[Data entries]
• • • • •

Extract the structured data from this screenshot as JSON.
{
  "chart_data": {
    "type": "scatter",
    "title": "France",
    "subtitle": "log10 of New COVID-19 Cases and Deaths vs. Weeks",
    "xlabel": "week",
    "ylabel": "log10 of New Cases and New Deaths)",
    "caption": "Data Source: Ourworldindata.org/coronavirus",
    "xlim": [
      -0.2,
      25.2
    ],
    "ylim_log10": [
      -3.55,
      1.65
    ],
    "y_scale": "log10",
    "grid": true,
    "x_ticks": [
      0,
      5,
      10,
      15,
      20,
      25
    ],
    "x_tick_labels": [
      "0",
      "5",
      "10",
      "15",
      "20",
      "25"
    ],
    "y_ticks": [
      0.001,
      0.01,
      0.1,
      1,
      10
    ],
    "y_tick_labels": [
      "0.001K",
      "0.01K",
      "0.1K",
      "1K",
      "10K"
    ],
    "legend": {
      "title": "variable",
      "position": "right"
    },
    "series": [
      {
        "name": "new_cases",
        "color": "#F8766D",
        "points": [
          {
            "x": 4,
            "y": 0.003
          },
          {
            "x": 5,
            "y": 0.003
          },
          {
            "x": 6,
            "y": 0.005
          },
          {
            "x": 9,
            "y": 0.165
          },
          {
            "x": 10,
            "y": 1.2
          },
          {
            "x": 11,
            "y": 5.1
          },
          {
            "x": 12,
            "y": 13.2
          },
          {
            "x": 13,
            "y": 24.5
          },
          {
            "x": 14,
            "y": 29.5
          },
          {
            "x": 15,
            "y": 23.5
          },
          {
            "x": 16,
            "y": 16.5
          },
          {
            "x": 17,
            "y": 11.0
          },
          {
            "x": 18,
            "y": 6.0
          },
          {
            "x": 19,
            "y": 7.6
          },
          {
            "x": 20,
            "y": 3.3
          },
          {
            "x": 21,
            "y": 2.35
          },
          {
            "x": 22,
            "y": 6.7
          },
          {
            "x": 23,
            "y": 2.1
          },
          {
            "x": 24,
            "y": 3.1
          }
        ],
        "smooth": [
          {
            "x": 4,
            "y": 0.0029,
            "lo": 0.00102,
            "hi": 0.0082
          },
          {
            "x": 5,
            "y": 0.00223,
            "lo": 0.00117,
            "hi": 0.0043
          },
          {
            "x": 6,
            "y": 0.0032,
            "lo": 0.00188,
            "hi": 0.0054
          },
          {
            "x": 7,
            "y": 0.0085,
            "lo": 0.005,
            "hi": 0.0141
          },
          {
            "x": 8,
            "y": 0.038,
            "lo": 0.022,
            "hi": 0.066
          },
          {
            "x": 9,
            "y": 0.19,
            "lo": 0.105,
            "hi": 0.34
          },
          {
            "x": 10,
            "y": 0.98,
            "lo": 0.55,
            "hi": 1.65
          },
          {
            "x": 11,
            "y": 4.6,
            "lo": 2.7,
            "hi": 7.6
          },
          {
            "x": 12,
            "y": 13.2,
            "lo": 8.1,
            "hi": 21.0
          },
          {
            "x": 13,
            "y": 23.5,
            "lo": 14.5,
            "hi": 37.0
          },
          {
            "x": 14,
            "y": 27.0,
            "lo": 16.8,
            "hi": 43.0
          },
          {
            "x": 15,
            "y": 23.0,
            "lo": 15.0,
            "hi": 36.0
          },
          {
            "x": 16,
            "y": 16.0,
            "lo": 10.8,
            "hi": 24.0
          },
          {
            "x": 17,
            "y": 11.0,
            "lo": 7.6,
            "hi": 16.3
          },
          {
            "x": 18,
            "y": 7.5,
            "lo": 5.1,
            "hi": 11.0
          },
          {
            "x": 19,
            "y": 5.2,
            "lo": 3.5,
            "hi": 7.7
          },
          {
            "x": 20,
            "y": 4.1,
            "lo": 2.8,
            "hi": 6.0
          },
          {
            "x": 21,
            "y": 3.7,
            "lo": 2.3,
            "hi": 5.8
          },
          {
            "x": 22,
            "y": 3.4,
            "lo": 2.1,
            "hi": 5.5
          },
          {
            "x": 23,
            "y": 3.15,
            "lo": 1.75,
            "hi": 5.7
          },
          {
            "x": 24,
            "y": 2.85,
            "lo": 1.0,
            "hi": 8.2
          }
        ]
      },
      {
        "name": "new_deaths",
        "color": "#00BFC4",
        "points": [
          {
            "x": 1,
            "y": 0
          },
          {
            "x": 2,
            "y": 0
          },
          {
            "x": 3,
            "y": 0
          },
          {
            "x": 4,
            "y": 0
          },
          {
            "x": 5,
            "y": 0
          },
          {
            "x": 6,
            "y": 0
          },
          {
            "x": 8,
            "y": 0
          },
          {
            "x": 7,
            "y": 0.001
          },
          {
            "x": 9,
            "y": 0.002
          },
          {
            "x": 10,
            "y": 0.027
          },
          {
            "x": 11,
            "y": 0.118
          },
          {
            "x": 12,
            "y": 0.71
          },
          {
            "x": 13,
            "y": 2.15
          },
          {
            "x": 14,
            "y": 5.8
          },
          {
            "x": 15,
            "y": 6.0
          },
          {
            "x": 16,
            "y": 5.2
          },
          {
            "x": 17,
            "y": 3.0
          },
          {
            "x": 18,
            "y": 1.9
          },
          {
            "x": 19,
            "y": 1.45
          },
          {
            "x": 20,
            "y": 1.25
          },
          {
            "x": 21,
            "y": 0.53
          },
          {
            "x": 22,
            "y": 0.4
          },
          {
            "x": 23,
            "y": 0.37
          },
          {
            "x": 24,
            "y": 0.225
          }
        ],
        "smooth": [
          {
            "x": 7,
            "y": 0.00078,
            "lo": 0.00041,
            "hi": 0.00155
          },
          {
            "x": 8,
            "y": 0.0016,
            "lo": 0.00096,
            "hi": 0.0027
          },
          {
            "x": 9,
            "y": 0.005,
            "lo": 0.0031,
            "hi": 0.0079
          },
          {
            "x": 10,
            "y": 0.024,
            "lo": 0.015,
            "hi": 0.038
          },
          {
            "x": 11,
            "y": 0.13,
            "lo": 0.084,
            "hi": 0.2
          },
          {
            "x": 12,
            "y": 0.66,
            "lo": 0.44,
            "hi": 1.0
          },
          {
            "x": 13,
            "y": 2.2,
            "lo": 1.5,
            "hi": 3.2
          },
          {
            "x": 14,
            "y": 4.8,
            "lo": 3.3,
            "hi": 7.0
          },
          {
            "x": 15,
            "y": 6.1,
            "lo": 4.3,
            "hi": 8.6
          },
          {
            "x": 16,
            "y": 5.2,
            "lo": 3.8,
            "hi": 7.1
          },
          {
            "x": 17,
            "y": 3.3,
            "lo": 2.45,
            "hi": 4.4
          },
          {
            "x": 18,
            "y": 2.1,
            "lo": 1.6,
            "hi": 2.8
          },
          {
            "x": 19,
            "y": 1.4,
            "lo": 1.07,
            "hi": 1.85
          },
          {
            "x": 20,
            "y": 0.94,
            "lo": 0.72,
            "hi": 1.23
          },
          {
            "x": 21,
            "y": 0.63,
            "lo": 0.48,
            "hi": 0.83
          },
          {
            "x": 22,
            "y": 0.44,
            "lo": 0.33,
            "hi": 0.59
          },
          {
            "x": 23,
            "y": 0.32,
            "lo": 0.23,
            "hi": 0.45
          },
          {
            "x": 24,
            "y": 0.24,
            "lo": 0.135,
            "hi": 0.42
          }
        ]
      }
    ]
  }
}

• • • • •

→ **YOUR OBJECTIVE**
All of the data above should be output exactly.

→ **ANSWER TO THIS EXERCISE**
Extract the structured data from this screenshot as JSON.
{
  "chart_data": {
    "type": "scatter",
    "title": "France",
    "subtitle": "log10 of New COVID-19 Cases and Deaths vs. Weeks",
    "xlabel": "week",
    "ylabel": "log10 of New Cases and New Deaths)",
    "caption": "Data Source: Ourworldindata.org/coronavirus",
    "xlim": [
      -0.2,
      25.2
    ],
    "ylim_log10": [
      -3.55,
      1.65
    ],
    "y_scale": "log10",
    "grid": true,
    "x_ticks": [
      0,
      5,
      10,
      15,
      20,
      25
    ],
    "x_tick_labels": [
      "0",
      "5",
      "10",
      "15",
      "20",
      "25"
    ],
    "y_ticks": [
      0.001,
      0.01,
      0.1,
      1,
      10
    ],
    "y_tick_labels": [
      "0.001K",
      "0.01K",
      "0.1K",
      "1K",
      "10K"
    ],
    "legend": {
      "title": "variable",
      "position": "right"
    },
    "series": [
      {
        "name": "new_cases",
        "color": "#F8766D",
        "points": [
          {
            "x": 4,
            "y": 0.003
          },
          {
            "x": 5,
            "y": 0.003
          },
          {
            "x": 6,
            "y": 0.005
          },
          {
            "x": 9,
            "y": 0.165
          },
          {
            "x": 10,
            "y": 1.2
          },
          {
            "x": 11,
            "y": 5.1
          },
          {
            "x": 12,
            "y": 13.2
          },
          {
            "x": 13,
            "y": 24.5
          },
          {
            "x": 14,
            "y": 29.5
          },
          {
            "x": 15,
            "y": 23.5
          },
          {
            "x": 16,
            "y": 16.5
          },
          {
            "x": 17,
            "y": 11.0
          },
          {
            "x": 18,
            "y": 6.0
          },
          {
            "x": 19,
            "y": 7.6
          },
          {
            "x": 20,
            "y": 3.3
          },
          {
            "x": 21,
            "y": 2.35
          },
          {
            "x": 22,
            "y": 6.7
          },
          {
            "x": 23,
            "y": 2.1
          },
          {
            "x": 24,
            "y": 3.1
          }
        ],
        "smooth": [
          {
            "x": 4,
            "y": 0.0029,
            "lo": 0.00102,
            "hi": 0.0082
          },
          {
            "x": 5,
            "y": 0.00223,
            "lo": 0.00117,
            "hi": 0.0043
          },
          {
            "x": 6,
            "y": 0.0032,
            "lo": 0.00188,
            "hi": 0.0054
          },
          {
            "x": 7,
            "y": 0.0085,
            "lo": 0.005,
            "hi": 0.0141
          },
          {
            "x": 8,
            "y": 0.038,
            "lo": 0.022,
            "hi": 0.066
          },
          {
            "x": 9,
            "y": 0.19,
            "lo": 0.105,
            "hi": 0.34
          },
          {
            "x": 10,
            "y": 0.98,
            "lo": 0.55,
            "hi": 1.65
          },
          {
            "x": 11,
            "y": 4.6,
            "lo": 2.7,
            "hi": 7.6
          },
          {
            "x": 12,
            "y": 13.2,
            "lo": 8.1,
            "hi": 21.0
          },
          {
            "x": 13,
            "y": 23.5,
            "lo": 14.5,
            "hi": 37.0
          },
          {
            "x": 14,
            "y": 27.0,
            "lo": 16.8,
            "hi": 43.0
          },
          {
            "x": 15,
            "y": 23.0,
            "lo": 15.0,
            "hi": 36.0
          },
          {
            "x": 16,
            "y": 16.0,
            "lo": 10.8,
            "hi": 24.0
          },
          {
            "x": 17,
            "y": 11.0,
            "lo": 7.6,
            "hi": 16.3
          },
          {
            "x": 18,
            "y": 7.5,
            "lo": 5.1,
            "hi": 11.0
          },
          {
            "x": 19,
            "y": 5.2,
            "lo": 3.5,
            "hi": 7.7
          },
          {
            "x": 20,
            "y": 4.1,
            "lo": 2.8,
            "hi": 6.0
          },
          {
            "x": 21,
            "y": 3.7,
            "lo": 2.3,
            "hi": 5.8
          },
          {
            "x": 22,
            "y": 3.4,
            "lo": 2.1,
            "hi": 5.5
          },
          {
            "x": 23,
            "y": 3.15,
            "lo": 1.75,
            "hi": 5.7
          },
          {
            "x": 24,
            "y": 2.85,
            "lo": 1.0,
            "hi": 8.2
          }
        ]
      },
      {
        "name": "new_deaths",
        "color": "#00BFC4",
        "points": [
          {
            "x": 1,
            "y": 0
          },
          {
            "x": 2,
            "y": 0
          },
          {
            "x": 3,
            "y": 0
          },
          {
            "x": 4,
            "y": 0
          },
          {
            "x": 5,
            "y": 0
          },
          {
            "x": 6,
            "y": 0
          },
          {
            "x": 8,
            "y": 0
          },
          {
            "x": 7,
            "y": 0.001
          },
          {
            "x": 9,
            "y": 0.002
          },
          {
            "x": 10,
            "y": 0.027
          },
          {
            "x": 11,
            "y": 0.118
          },
          {
            "x": 12,
            "y": 0.71
          },
          {
            "x": 13,
            "y": 2.15
          },
          {
            "x": 14,
            "y": 5.8
          },
          {
            "x": 15,
            "y": 6.0
          },
          {
            "x": 16,
            "y": 5.2
          },
          {
            "x": 17,
            "y": 3.0
          },
          {
            "x": 18,
            "y": 1.9
          },
          {
            "x": 19,
            "y": 1.45
          },
          {
            "x": 20,
            "y": 1.25
          },
          {
            "x": 21,
            "y": 0.53
          },
          {
            "x": 22,
            "y": 0.4
          },
          {
            "x": 23,
            "y": 0.37
          },
          {
            "x": 24,
            "y": 0.225
          }
        ],
        "smooth": [
          {
            "x": 7,
            "y": 0.00078,
            "lo": 0.00041,
            "hi": 0.00155
          },
          {
            "x": 8,
            "y": 0.0016,
            "lo": 0.00096,
            "hi": 0.0027
          },
          {
            "x": 9,
            "y": 0.005,
            "lo": 0.0031,
            "hi": 0.0079
          },
          {
            "x": 10,
            "y": 0.024,
            "lo": 0.015,
            "hi": 0.038
          },
          {
            "x": 11,
            "y": 0.13,
            "lo": 0.084,
            "hi": 0.2
          },
          {
            "x": 12,
            "y": 0.66,
            "lo": 0.44,
            "hi": 1.0
          },
          {
            "x": 13,
            "y": 2.2,
            "lo": 1.5,
            "hi": 3.2
          },
          {
            "x": 14,
            "y": 4.8,
            "lo": 3.3,
            "hi": 7.0
          },
          {
            "x": 15,
            "y": 6.1,
            "lo": 4.3,
            "hi": 8.6
          },
          {
            "x": 16,
            "y": 5.2,
            "lo": 3.8,
            "hi": 7.1
          },
          {
            "x": 17,
            "y": 3.3,
            "lo": 2.45,
            "hi": 4.4
          },
          {
            "x": 18,
            "y": 2.1,
            "lo": 1.6,
            "hi": 2.8
          },
          {
            "x": 19,
            "y": 1.4,
            "lo": 1.07,
            "hi": 1.85
          },
          {
            "x": 20,
            "y": 0.94,
            "lo": 0.72,
            "hi": 1.23
          },
          {
            "x": 21,
            "y": 0.63,
            "lo": 0.48,
            "hi": 0.83
          },
          {
            "x": 22,
            "y": 0.44,
            "lo": 0.33,
            "hi": 0.59
          },
          {
            "x": 23,
            "y": 0.32,
            "lo": 0.23,
            "hi": 0.45
          },
          {
            "x": 24,
            "y": 0.24,
            "lo": 0.135,
            "hi": 0.42
          }
        ]
      }
    ]
  }
}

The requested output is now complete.